EXERCISE INSTRUCTIONS:
Give the data below again, word for word.

MATERIAL FOR THIS TASK:
===============

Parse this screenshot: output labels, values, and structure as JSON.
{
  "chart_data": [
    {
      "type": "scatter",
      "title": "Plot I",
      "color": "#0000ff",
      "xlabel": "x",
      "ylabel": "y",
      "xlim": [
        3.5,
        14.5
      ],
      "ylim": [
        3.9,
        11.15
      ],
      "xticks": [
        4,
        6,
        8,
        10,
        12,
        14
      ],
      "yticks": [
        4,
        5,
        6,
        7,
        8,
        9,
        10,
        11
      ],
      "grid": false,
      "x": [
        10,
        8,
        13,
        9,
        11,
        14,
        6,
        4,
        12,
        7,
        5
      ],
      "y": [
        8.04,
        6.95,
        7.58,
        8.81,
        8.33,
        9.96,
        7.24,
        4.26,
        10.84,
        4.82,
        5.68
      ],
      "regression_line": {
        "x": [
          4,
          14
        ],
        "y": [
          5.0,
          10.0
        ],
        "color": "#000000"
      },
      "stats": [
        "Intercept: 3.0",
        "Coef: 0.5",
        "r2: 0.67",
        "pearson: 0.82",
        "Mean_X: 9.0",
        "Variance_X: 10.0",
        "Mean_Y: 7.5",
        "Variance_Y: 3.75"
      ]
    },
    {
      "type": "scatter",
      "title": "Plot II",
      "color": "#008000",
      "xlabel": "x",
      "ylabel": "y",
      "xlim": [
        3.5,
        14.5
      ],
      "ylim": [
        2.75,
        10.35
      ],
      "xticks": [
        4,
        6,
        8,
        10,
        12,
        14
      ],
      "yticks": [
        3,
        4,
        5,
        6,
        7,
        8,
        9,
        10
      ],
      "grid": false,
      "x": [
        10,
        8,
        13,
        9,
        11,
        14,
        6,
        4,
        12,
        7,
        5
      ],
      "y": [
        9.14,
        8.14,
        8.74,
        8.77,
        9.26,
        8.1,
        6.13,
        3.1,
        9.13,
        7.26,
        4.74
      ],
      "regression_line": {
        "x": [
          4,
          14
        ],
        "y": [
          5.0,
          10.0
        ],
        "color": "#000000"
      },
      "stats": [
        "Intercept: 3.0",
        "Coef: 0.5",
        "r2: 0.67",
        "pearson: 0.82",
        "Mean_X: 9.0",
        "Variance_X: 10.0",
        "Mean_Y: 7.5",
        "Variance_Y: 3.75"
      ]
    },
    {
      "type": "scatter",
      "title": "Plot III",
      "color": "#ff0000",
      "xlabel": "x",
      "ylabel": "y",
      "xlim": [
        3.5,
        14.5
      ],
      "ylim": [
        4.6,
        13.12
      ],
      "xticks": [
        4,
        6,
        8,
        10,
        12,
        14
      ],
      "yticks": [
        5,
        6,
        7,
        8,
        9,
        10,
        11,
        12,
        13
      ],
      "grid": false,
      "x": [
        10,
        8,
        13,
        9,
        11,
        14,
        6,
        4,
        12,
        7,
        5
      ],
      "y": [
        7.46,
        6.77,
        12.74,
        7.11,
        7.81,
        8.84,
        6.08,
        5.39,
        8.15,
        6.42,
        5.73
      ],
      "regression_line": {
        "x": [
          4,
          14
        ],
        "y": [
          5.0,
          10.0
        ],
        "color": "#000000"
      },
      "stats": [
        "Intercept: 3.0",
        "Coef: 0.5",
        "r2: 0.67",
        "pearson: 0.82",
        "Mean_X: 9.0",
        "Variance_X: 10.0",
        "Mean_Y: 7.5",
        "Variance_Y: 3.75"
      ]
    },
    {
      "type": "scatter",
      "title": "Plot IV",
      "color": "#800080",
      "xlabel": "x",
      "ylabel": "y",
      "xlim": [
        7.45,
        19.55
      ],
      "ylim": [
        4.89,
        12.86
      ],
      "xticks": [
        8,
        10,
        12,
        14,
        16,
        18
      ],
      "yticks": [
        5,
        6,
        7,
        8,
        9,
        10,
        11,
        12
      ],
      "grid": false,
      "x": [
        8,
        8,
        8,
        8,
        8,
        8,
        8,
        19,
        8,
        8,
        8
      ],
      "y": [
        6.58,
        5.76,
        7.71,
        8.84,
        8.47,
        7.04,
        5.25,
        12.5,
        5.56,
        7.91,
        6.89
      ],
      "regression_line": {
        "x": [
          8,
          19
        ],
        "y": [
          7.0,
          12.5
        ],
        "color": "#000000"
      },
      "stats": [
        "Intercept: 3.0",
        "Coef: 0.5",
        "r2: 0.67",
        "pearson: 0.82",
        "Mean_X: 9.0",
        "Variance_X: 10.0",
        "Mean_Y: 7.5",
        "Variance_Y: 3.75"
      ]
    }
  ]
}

===============

FINAL RESULT:
Parse this screenshot: output labels, values, and structure as JSON.
{
  "chart_data": [
    {
      "type": "scatter",
      "title": "Plot I",
      "color": "#0000ff",
      "xlabel": "x",
      "ylabel": "y",
      "xlim": [
        3.5,
        14.5
      ],
      "ylim": [
        3.9,
        11.15
      ],
      "xticks": [
        4,
        6,
        8,
        10,
        12,
        14
      ],
      "yticks": [
        4,
        5,
        6,
        7,
        8,
        9,
        10,
        11
      ],
      "grid": false,
      "x": [
        10,
        8,
        13,
        9,
        11,
        14,
        6,
        4,
        12,
        7,
        5
      ],
      "y": [
        8.04,
        6.95,
        7.58,
        8.81,
        8.33,
        9.96,
        7.24,
        4.26,
        10.84,
        4.82,
        5.68
      ],
      "regression_line": {
        "x": [
          4,
          14
        ],
        "y": [
          5.0,
          10.0
        ],
        "color": "#000000"
      },
      "stats": [
        "Intercept: 3.0",
        "Coef: 0.5",
        "r2: 0.67",
        "pearson: 0.82",
        "Mean_X: 9.0",
        "Variance_X: 10.0",
        "Mean_Y: 7.5",
        "Variance_Y: 3.75"
      ]
    },
    {
      "type": "scatter",
      "title": "Plot II",
      "color": "#008000",
      "xlabel": "x",
      "ylabel": "y",
      "xlim": [
        3.5,
        14.5
      ],
      "ylim": [
        2.75,
        10.35
      ],
      "xticks": [
        4,
        6,
        8,
        10,
        12,
        14
      ],
      "yticks": [
        3,
        4,
        5,
        6,
        7,
        8,
        9,
        10
      ],
      "grid": false,
      "x": [
        10,
        8,
        13,
        9,
        11,
        14,
        6,
        4,
        12,
        7,
        5
      ],
      "y": [
        9.14,
        8.14,
        8.74,
        8.77,
        9.26,
        8.1,
        6.13,
        3.1,
        9.13,
        7.26,
        4.74
      ],
      "regression_line": {
        "x": [
          4,
          14
        ],
        "y": [
          5.0,
          10.0
        ],
        "color": "#000000"
      },
      "stats": [
        "Intercept: 3.0",
        "Coef: 0.5",
        "r2: 0.67",
        "pearson: 0.82",
        "Mean_X: 9.0",
        "Variance_X: 10.0",
        "Mean_Y: 7.5",
        "Variance_Y: 3.75"
      ]
    },
    {
      "type": "scatter",
      "title": "Plot III",
      "color": "#ff0000",
      "xlabel": "x",
      "ylabel": "y",
      "xlim": [
        3.5,
        14.5
      ],
      "ylim": [
        4.6,
        13.12
      ],
      "xticks": [
        4,
        6,
        8,
        10,
        12,
        14
      ],
      "yticks": [
        5,
        6,
        7,
        8,
        9,
        10,
        11,
        12,
        13
      ],
      "grid": false,
      "x": [
        10,
        8,
        13,
        9,
        11,
        14,
        6,
        4,
        12,
        7,
        5
      ],
      "y": [
        7.46,
        6.77,
        12.74,
        7.11,
        7.81,
        8.84,
        6.08,
        5.39,
        8.15,
        6.42,
        5.73
      ],
      "regression_line": {
        "x": [
          4,
          14
        ],
        "y": [
          5.0,
          10.0
        ],
        "color": "#000000"
      },
      "stats": [
        "Intercept: 3.0",
        "Coef: 0.5",
        "r2: 0.67",
        "pearson: 0.82",
        "Mean_X: 9.0",
        "Variance_X: 10.0",
        "Mean_Y: 7.5",
        "Variance_Y: 3.75"
      ]
    },
    {
      "type": "scatter",
      "title": "Plot IV",
      "color": "#800080",
      "xlabel": "x",
      "ylabel": "y",
      "xlim": [
        7.45,
        19.55
      ],
      "ylim": [
        4.89,
        12.86
      ],
      "xticks": [
        8,
        10,
        12,
        14,
        16,
        18
      ],
      "yticks": [
        5,
        6,
        7,
        8,
        9,
        10,
        11,
        12
      ],
      "grid": false,
      "x": [
        8,
        8,
        8,
        8,
        8,
        8,
        8,
        19,
        8,
        8,
        8
      ],
      "y": [
        6.58,
        5.76,
        7.71,
        8.84,
        8.47,
        7.04,
        5.25,
        12.5,
        5.56,
        7.91,
        6.89
      ],
      "regression_line": {
        "x": [
          8,
          19
        ],
        "y": [
          7.0,
          12.5
        ],
        "color": "#000000"
      },
      "stats": [
        "Intercept: 3.0",
        "Coef: 0.5",
        "r2: 0.67",
        "pearson: 0.82",
        "Mean_X: 9.0",
        "Variance_X: 10.0",
        "Mean_Y: 7.5",
        "Variance_Y: 3.75"
      ]
    }
  ]
}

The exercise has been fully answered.